[Stored items from a collection]
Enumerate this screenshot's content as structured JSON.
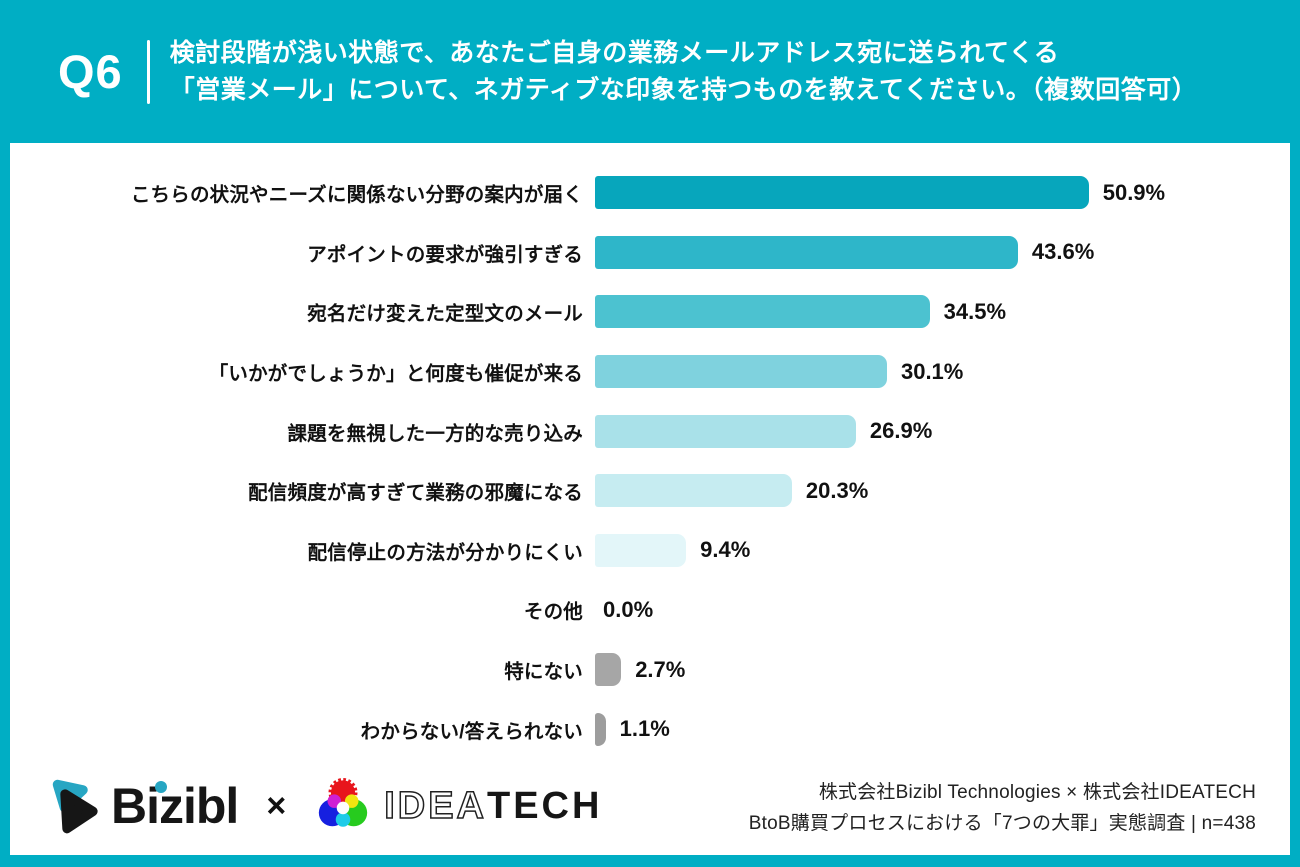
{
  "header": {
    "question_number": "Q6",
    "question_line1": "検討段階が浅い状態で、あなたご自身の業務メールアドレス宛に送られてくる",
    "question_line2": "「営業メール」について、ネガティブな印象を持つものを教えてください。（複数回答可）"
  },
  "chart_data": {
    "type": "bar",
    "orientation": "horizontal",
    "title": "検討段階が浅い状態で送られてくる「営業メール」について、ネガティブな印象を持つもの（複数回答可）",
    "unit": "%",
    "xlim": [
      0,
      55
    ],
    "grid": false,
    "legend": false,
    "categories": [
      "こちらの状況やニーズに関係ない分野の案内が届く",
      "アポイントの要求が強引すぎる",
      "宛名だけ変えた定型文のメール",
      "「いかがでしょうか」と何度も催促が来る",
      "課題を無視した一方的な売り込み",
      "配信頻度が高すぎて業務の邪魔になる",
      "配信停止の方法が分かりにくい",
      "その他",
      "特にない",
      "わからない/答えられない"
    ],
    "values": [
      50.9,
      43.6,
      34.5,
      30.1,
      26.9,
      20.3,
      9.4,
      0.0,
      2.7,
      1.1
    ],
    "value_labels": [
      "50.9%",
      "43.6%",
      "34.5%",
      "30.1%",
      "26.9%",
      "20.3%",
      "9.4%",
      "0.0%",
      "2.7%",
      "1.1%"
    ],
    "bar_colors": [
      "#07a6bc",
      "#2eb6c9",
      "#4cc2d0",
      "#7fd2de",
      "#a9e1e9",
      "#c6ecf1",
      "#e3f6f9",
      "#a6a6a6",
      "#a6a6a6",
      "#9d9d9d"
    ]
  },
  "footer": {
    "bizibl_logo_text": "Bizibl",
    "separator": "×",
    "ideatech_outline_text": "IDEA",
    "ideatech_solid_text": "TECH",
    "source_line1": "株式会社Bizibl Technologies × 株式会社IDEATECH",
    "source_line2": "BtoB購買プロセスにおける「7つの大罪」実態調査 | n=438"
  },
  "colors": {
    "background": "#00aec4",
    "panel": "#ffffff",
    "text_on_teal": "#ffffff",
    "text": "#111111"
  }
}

__Exercise instructions__.
Leave out the pictures and transcribe everything else exactly.

__Right answer__.
Enumerate this screenshot's content as structured JSON.
{
  "header": {
    "question_number": "Q6",
    "question_line1": "検討段階が浅い状態で、あなたご自身の業務メールアドレス宛に送られてくる",
    "question_line2": "「営業メール」について、ネガティブな印象を持つものを教えてください。（複数回答可）"
  },
  "chart_data": {
    "type": "bar",
    "orientation": "horizontal",
    "title": "検討段階が浅い状態で送られてくる「営業メール」について、ネガティブな印象を持つもの（複数回答可）",
    "unit": "%",
    "xlim": [
      0,
      55
    ],
    "grid": false,
    "legend": false,
    "categories": [
      "こちらの状況やニーズに関係ない分野の案内が届く",
      "アポイントの要求が強引すぎる",
      "宛名だけ変えた定型文のメール",
      "「いかがでしょうか」と何度も催促が来る",
      "課題を無視した一方的な売り込み",
      "配信頻度が高すぎて業務の邪魔になる",
      "配信停止の方法が分かりにくい",
      "その他",
      "特にない",
      "わからない/答えられない"
    ],
    "values": [
      50.9,
      43.6,
      34.5,
      30.1,
      26.9,
      20.3,
      9.4,
      0.0,
      2.7,
      1.1
    ],
    "value_labels": [
      "50.9%",
      "43.6%",
      "34.5%",
      "30.1%",
      "26.9%",
      "20.3%",
      "9.4%",
      "0.0%",
      "2.7%",
      "1.1%"
    ],
    "bar_colors": [
      "#07a6bc",
      "#2eb6c9",
      "#4cc2d0",
      "#7fd2de",
      "#a9e1e9",
      "#c6ecf1",
      "#e3f6f9",
      "#a6a6a6",
      "#a6a6a6",
      "#9d9d9d"
    ]
  },
  "footer": {
    "bizibl_logo_text": "Bizibl",
    "separator": "×",
    "ideatech_outline_text": "IDEA",
    "ideatech_solid_text": "TECH",
    "source_line1": "株式会社Bizibl Technologies × 株式会社IDEATECH",
    "source_line2": "BtoB購買プロセスにおける「7つの大罪」実態調査 | n=438"
  },
  "colors": {
    "background": "#00aec4",
    "panel": "#ffffff",
    "text_on_teal": "#ffffff",
    "text": "#111111"
  }
}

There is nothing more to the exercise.